→ Dataset records
——————
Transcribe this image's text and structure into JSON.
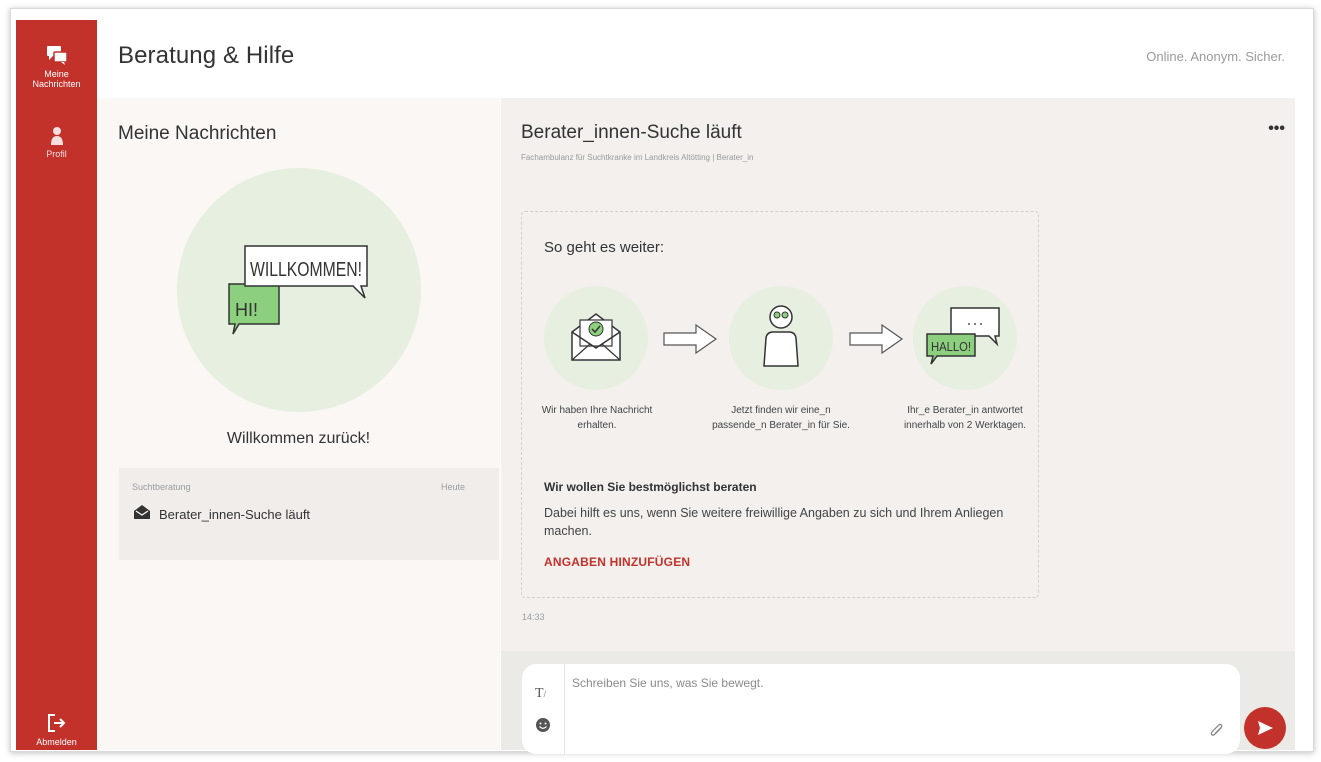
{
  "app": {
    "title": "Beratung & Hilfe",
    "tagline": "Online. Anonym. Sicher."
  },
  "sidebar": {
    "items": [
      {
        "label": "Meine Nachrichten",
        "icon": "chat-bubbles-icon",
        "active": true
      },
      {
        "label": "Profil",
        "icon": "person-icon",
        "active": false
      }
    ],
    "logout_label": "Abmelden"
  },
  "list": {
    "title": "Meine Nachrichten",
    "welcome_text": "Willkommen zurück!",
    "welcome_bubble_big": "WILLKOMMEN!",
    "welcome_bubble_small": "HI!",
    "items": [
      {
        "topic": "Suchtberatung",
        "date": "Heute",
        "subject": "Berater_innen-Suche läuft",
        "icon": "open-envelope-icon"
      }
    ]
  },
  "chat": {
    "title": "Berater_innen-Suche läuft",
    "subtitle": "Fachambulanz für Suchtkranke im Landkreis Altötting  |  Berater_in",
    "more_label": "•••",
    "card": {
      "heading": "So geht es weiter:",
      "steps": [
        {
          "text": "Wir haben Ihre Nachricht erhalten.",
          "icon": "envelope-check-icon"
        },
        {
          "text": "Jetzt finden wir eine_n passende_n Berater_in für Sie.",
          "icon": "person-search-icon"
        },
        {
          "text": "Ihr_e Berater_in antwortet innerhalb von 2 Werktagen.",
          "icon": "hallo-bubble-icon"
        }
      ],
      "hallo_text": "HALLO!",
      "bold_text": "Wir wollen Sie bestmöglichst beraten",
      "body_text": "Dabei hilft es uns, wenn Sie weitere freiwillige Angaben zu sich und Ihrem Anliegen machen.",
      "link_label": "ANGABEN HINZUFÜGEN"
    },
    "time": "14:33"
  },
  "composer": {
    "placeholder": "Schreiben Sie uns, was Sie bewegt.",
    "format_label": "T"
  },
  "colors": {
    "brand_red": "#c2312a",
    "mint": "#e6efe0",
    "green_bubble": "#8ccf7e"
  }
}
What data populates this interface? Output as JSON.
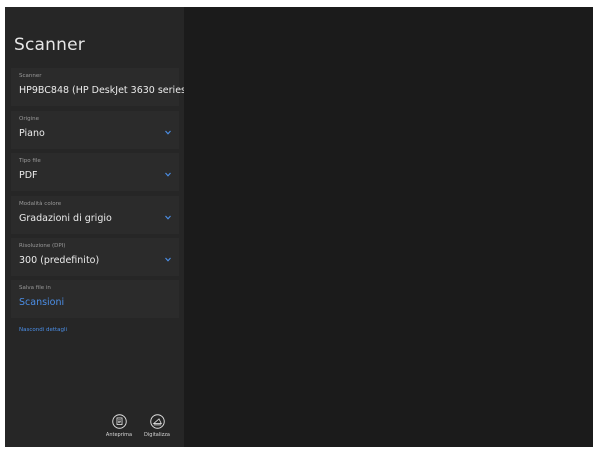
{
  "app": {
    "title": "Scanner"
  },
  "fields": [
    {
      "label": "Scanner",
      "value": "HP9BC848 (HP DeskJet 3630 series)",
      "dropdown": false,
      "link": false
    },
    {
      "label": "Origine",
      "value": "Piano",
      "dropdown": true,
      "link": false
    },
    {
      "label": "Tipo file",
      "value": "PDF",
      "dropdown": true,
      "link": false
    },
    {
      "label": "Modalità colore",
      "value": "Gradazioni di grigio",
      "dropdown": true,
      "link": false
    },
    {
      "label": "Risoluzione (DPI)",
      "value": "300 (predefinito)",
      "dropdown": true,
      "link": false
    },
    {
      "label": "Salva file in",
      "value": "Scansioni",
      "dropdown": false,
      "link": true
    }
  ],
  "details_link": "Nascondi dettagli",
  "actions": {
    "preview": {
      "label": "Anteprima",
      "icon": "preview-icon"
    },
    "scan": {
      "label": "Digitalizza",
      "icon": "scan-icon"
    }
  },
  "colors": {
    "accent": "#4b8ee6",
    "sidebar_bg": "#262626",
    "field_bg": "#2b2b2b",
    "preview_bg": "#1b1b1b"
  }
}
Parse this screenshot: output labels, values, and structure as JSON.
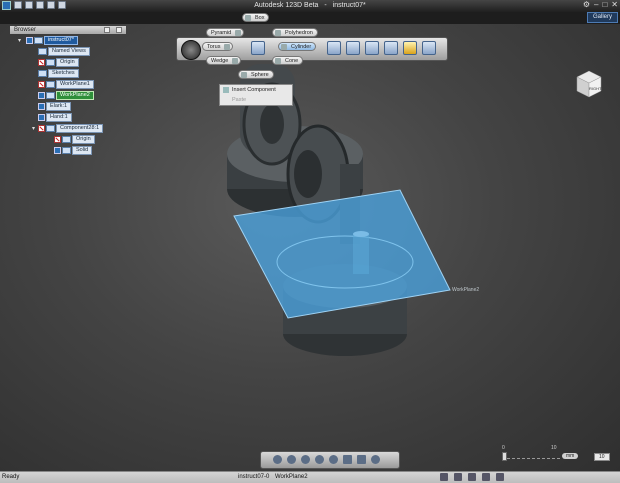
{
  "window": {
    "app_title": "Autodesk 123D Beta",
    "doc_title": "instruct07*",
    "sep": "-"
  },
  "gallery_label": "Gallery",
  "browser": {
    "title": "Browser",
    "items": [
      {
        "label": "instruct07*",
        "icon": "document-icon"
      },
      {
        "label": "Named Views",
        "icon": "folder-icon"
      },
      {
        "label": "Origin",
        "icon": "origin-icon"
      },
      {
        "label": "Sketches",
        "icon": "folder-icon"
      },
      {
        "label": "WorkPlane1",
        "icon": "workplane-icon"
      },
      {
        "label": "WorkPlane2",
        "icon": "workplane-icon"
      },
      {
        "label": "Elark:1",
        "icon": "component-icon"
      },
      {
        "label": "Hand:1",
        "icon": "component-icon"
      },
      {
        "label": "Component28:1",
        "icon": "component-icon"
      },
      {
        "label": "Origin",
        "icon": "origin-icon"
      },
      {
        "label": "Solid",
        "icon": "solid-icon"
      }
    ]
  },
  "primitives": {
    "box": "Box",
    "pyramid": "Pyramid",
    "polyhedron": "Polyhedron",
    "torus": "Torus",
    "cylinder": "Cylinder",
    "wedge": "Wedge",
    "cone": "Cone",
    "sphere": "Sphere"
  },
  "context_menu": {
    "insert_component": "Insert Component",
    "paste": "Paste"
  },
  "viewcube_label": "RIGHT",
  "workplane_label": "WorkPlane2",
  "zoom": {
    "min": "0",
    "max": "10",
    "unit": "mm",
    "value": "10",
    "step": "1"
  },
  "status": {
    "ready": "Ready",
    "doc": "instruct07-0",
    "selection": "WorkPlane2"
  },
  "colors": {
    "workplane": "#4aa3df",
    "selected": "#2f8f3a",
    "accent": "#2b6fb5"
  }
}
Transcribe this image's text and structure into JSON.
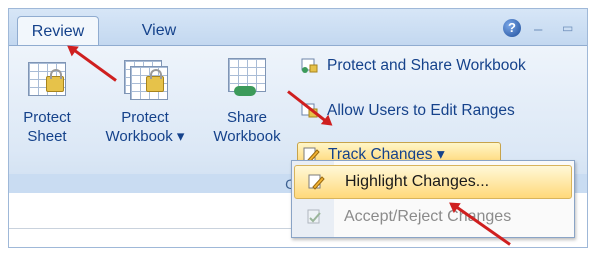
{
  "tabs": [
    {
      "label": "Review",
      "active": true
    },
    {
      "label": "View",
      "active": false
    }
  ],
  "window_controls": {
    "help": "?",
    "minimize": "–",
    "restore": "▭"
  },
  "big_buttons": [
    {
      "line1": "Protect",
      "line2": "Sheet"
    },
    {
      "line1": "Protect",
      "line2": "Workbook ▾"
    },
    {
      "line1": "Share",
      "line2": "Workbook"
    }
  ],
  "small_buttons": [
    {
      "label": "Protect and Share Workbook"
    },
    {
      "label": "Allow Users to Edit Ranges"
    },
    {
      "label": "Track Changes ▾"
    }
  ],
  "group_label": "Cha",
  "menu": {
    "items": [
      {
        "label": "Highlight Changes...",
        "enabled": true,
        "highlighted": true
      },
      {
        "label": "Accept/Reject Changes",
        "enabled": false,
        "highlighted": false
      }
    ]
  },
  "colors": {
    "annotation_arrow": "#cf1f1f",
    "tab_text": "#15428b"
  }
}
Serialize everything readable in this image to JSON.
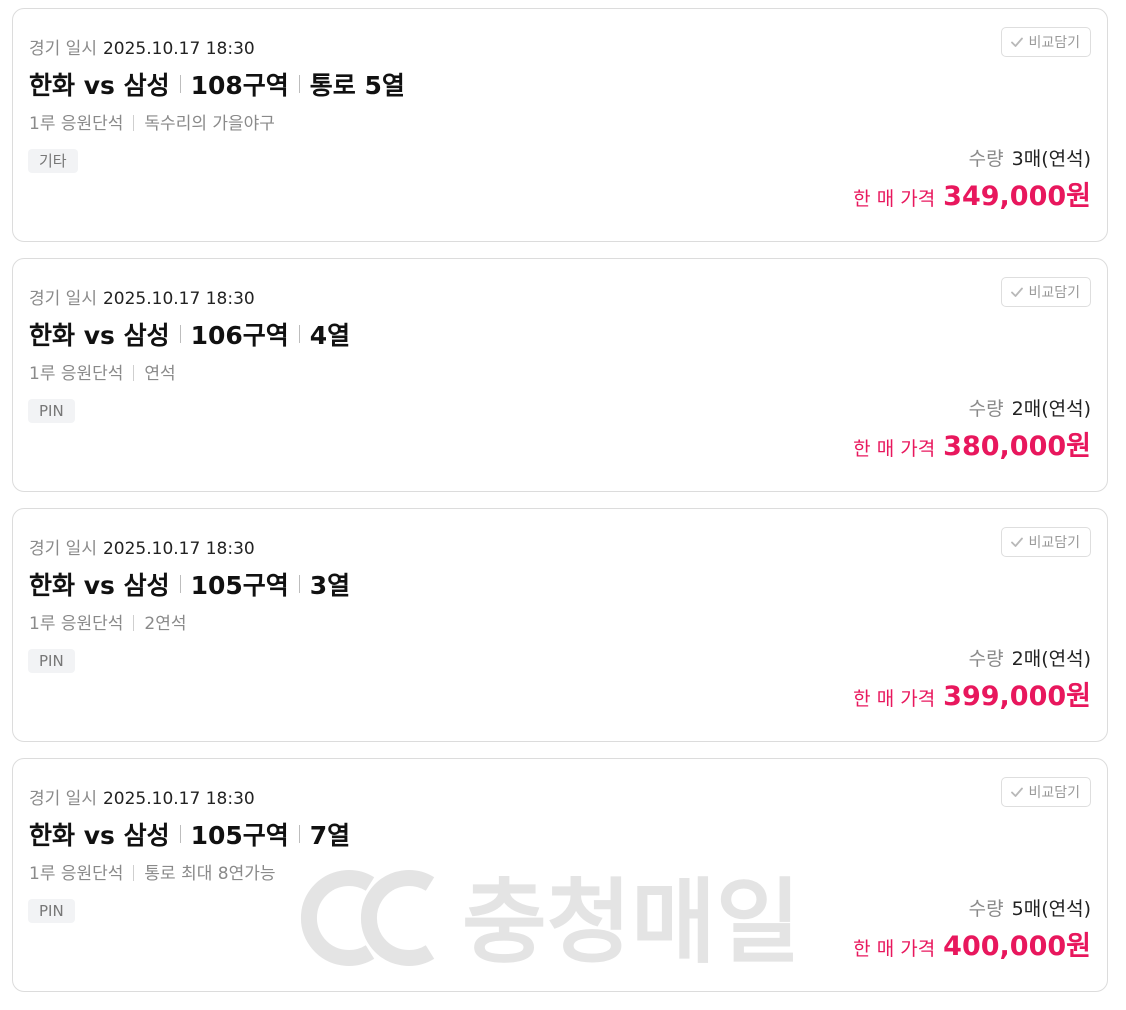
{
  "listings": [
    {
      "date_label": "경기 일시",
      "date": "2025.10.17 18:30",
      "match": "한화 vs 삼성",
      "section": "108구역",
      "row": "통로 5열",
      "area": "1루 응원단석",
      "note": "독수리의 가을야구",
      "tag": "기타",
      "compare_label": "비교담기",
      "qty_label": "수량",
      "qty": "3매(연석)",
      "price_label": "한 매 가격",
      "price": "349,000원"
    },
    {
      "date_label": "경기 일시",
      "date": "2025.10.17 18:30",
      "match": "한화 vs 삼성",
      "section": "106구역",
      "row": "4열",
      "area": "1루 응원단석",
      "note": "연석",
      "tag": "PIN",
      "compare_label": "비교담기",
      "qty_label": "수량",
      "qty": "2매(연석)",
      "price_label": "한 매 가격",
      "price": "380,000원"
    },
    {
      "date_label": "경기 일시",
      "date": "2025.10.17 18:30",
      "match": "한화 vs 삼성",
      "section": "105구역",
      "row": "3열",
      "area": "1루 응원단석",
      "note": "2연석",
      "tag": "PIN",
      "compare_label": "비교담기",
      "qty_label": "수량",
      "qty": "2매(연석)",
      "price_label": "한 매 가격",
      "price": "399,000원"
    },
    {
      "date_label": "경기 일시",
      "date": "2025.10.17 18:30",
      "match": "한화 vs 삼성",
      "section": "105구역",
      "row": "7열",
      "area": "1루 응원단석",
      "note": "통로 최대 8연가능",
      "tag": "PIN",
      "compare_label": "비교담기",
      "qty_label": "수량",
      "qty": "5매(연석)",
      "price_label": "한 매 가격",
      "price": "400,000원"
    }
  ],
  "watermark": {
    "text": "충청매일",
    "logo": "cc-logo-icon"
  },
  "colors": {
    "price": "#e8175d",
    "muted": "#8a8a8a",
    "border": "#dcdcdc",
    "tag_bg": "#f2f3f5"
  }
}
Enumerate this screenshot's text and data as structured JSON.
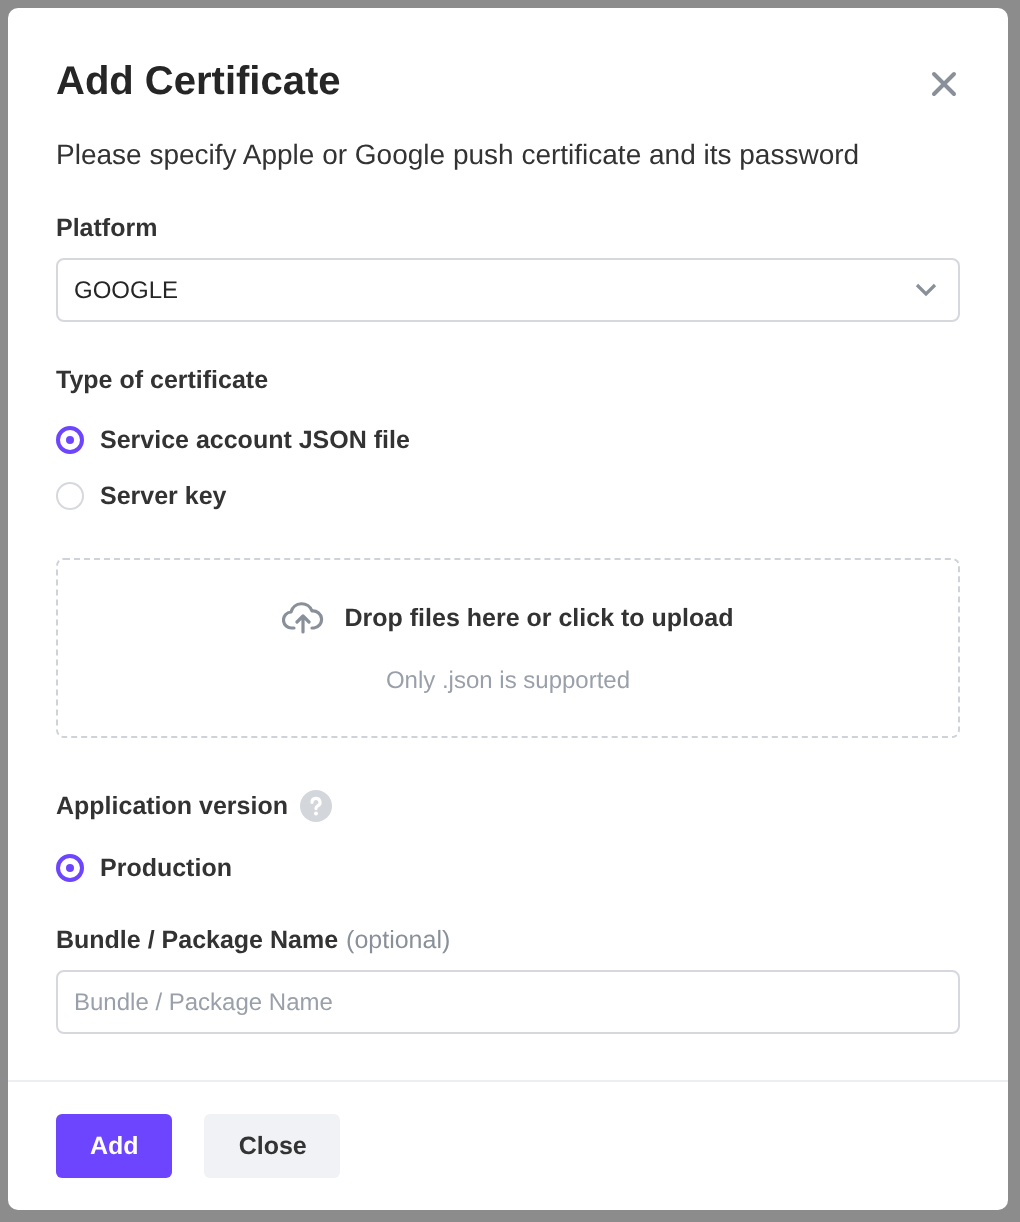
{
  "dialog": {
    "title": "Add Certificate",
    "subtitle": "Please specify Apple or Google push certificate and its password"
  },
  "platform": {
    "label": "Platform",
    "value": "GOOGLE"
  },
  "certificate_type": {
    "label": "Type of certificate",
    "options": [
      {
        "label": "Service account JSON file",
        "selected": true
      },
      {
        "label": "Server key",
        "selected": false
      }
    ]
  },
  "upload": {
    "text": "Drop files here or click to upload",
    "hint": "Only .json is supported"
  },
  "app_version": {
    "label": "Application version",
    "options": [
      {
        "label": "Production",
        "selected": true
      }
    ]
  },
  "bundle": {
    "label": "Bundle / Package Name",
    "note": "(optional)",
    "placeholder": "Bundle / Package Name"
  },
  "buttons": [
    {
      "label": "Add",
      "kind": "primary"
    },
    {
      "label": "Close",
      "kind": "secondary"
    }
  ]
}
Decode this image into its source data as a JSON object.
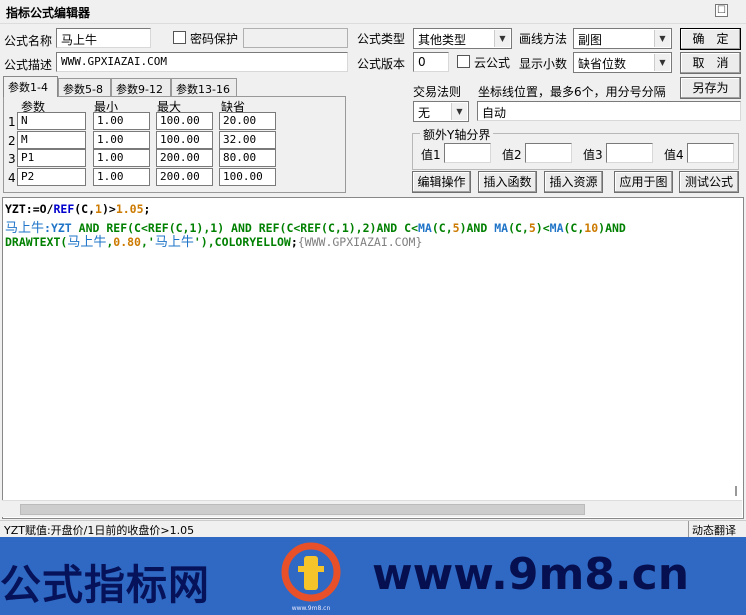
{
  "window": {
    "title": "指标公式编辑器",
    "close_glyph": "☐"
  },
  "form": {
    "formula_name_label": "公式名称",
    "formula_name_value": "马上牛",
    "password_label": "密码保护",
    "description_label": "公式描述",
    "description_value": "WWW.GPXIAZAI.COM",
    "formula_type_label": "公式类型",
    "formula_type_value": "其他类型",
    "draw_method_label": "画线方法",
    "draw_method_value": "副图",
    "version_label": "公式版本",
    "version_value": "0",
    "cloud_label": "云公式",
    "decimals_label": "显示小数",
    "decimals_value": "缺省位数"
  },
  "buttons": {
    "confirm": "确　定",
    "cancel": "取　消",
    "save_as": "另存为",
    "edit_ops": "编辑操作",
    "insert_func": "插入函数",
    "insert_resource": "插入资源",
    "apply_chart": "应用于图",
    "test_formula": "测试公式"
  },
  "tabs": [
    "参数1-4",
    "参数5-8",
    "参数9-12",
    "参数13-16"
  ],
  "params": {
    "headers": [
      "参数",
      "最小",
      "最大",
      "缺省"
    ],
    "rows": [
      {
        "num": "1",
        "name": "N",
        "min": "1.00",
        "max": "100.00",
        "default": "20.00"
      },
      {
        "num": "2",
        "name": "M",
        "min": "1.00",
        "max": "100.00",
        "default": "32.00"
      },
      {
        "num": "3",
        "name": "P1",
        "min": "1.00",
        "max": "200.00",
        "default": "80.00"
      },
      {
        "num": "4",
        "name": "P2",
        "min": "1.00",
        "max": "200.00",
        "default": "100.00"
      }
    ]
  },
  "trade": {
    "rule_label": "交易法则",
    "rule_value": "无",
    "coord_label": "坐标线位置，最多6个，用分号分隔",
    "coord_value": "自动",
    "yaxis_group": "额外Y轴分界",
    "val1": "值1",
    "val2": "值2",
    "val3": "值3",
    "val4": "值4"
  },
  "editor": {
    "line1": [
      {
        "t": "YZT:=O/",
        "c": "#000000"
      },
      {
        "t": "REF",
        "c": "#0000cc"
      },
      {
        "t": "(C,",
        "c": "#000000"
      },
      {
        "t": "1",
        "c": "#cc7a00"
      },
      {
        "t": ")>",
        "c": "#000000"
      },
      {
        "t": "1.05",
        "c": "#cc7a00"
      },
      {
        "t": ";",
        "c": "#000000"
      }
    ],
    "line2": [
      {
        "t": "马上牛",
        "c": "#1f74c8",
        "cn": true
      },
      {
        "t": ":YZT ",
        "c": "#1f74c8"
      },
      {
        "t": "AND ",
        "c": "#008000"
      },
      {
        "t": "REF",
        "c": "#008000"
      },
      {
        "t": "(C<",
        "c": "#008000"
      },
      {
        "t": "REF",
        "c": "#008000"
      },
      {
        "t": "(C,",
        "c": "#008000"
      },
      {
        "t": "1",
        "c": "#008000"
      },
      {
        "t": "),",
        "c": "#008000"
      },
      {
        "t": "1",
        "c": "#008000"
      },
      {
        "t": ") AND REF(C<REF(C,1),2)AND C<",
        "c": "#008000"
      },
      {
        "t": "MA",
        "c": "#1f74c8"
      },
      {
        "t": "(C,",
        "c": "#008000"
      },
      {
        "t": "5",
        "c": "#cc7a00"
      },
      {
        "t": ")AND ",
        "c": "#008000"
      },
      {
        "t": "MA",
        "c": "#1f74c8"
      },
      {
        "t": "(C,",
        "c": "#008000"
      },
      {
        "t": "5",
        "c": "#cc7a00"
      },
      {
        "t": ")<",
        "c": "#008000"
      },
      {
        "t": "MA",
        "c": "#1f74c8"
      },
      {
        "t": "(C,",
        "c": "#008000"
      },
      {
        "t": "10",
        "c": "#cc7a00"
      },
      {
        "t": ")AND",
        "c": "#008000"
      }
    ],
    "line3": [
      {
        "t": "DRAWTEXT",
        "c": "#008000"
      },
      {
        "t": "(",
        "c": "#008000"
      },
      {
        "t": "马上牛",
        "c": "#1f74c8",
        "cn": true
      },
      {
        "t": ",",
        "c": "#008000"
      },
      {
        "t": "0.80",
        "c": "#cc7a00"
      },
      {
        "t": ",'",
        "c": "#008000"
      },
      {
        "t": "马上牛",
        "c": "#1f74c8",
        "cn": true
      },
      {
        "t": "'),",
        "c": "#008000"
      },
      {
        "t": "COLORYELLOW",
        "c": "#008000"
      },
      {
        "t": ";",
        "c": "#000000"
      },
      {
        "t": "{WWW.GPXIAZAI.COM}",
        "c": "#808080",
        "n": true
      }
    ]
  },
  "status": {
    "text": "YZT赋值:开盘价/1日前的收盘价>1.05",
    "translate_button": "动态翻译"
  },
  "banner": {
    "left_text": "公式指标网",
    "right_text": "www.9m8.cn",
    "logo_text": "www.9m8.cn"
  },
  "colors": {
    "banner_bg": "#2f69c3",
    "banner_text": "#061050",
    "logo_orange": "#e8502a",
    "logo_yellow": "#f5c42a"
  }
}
——————
→ YOUR GOAL
Pick out the lines that include the word "GPXIAZAI" and write them out.

→ EXERCISE RESPONSE
    "description_value": "WWW.GPXIAZAI.COM",
        "t": "{WWW.GPXIAZAI.COM}",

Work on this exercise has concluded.